Given exercise:
Give the records back in full, exactly as they read.

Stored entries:
begin
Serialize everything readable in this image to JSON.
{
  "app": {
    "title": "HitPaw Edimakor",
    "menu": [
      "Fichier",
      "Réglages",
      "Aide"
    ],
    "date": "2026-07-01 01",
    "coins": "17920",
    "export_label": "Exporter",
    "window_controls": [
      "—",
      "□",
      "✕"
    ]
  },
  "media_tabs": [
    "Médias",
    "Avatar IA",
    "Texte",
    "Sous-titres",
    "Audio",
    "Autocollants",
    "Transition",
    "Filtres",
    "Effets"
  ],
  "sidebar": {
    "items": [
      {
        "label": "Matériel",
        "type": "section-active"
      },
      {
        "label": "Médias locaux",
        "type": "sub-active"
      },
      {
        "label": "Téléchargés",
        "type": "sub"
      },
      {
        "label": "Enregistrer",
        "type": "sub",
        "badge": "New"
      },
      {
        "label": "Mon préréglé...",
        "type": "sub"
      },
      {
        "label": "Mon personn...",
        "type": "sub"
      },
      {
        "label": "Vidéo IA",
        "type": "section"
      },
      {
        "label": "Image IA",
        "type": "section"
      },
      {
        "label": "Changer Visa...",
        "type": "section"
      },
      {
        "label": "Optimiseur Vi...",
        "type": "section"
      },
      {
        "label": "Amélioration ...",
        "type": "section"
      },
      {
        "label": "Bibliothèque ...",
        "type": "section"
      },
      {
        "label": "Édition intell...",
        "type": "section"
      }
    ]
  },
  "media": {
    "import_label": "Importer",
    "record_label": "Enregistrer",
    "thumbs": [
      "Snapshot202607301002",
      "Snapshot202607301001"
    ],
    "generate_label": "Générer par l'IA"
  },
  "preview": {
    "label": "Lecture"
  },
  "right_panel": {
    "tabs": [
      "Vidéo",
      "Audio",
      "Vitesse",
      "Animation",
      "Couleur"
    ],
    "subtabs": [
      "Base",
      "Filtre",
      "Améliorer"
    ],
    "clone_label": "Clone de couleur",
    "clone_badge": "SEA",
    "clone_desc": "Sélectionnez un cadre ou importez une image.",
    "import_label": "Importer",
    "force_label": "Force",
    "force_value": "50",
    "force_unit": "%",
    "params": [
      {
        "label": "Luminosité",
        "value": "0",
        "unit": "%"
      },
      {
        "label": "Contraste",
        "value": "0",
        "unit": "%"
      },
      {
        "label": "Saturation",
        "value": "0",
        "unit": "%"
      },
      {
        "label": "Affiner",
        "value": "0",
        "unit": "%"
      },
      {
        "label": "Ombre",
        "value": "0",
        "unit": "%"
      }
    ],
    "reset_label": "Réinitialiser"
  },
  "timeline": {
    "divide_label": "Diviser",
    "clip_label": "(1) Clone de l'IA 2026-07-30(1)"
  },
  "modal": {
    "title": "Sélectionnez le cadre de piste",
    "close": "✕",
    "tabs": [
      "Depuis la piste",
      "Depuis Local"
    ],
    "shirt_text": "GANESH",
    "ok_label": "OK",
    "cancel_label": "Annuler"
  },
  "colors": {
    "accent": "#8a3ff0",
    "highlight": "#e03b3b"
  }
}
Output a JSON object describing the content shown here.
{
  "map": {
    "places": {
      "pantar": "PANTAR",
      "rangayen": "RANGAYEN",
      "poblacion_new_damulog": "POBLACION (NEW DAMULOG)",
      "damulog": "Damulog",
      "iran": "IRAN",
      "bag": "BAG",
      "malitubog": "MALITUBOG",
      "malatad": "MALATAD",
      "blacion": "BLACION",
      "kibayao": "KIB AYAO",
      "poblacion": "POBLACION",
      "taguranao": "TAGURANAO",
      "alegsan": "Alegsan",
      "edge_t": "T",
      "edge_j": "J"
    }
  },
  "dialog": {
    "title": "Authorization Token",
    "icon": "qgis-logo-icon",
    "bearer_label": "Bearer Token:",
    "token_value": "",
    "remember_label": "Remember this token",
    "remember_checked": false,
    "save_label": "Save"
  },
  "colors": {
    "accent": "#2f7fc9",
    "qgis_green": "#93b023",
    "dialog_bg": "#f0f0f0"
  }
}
end
Answer below:
Serialize everything readable in this image to JSON.
{
  "app": {
    "title": "HitPaw Edimakor",
    "menu": [
      "Fichier",
      "Réglages",
      "Aide"
    ],
    "date": "2026-07-01 01",
    "coins": "17920",
    "export_label": "Exporter",
    "window_controls": [
      "—",
      "□",
      "✕"
    ]
  },
  "media_tabs": [
    "Médias",
    "Avatar IA",
    "Texte",
    "Sous-titres",
    "Audio",
    "Autocollants",
    "Transition",
    "Filtres",
    "Effets"
  ],
  "sidebar": {
    "items": [
      {
        "label": "Matériel",
        "type": "section-active"
      },
      {
        "label": "Médias locaux",
        "type": "sub-active"
      },
      {
        "label": "Téléchargés",
        "type": "sub"
      },
      {
        "label": "Enregistrer",
        "type": "sub",
        "badge": "New"
      },
      {
        "label": "Mon préréglé...",
        "type": "sub"
      },
      {
        "label": "Mon personn...",
        "type": "sub"
      },
      {
        "label": "Vidéo IA",
        "type": "section"
      },
      {
        "label": "Image IA",
        "type": "section"
      },
      {
        "label": "Changer Visa...",
        "type": "section"
      },
      {
        "label": "Optimiseur Vi...",
        "type": "section"
      },
      {
        "label": "Amélioration ...",
        "type": "section"
      },
      {
        "label": "Bibliothèque ...",
        "type": "section"
      },
      {
        "label": "Édition intell...",
        "type": "section"
      }
    ]
  },
  "media": {
    "import_label": "Importer",
    "record_label": "Enregistrer",
    "thumbs": [
      "Snapshot202607301002",
      "Snapshot202607301001"
    ],
    "generate_label": "Générer par l'IA"
  },
  "preview": {
    "label": "Lecture"
  },
  "right_panel": {
    "tabs": [
      "Vidéo",
      "Audio",
      "Vitesse",
      "Animation",
      "Couleur"
    ],
    "subtabs": [
      "Base",
      "Filtre",
      "Améliorer"
    ],
    "clone_label": "Clone de couleur",
    "clone_badge": "SEA",
    "clone_desc": "Sélectionnez un cadre ou importez une image.",
    "import_label": "Importer",
    "force_label": "Force",
    "force_value": "50",
    "force_unit": "%",
    "params": [
      {
        "label": "Luminosité",
        "value": "0",
        "unit": "%"
      },
      {
        "label": "Contraste",
        "value": "0",
        "unit": "%"
      },
      {
        "label": "Saturation",
        "value": "0",
        "unit": "%"
      },
      {
        "label": "Affiner",
        "value": "0",
        "unit": "%"
      },
      {
        "label": "Ombre",
        "value": "0",
        "unit": "%"
      }
    ],
    "reset_label": "Réinitialiser"
  },
  "timeline": {
    "divide_label": "Diviser",
    "clip_label": "(1) Clone de l'IA 2026-07-30(1)"
  },
  "modal": {
    "title": "Sélectionnez le cadre de piste",
    "close": "✕",
    "tabs": [
      "Depuis la piste",
      "Depuis Local"
    ],
    "shirt_text": "GANESH",
    "ok_label": "OK",
    "cancel_label": "Annuler"
  },
  "colors": {
    "accent": "#8a3ff0",
    "highlight": "#e03b3b"
  }
}
Output a JSON object describing the content shown here.
{
  "map": {
    "places": {
      "pantar": "PANTAR",
      "rangayen": "RANGAYEN",
      "poblacion_new_damulog": "POBLACION (NEW DAMULOG)",
      "damulog": "Damulog",
      "iran": "IRAN",
      "bag": "BAG",
      "malitubog": "MALITUBOG",
      "malatad": "MALATAD",
      "blacion": "BLACION",
      "kibayao": "KIB AYAO",
      "poblacion": "POBLACION",
      "taguranao": "TAGURANAO",
      "alegsan": "Alegsan",
      "edge_t": "T",
      "edge_j": "J"
    }
  },
  "dialog": {
    "title": "Authorization Token",
    "icon": "qgis-logo-icon",
    "bearer_label": "Bearer Token:",
    "token_value": "",
    "remember_label": "Remember this token",
    "remember_checked": false,
    "save_label": "Save"
  },
  "colors": {
    "accent": "#2f7fc9",
    "qgis_green": "#93b023",
    "dialog_bg": "#f0f0f0"
  }
}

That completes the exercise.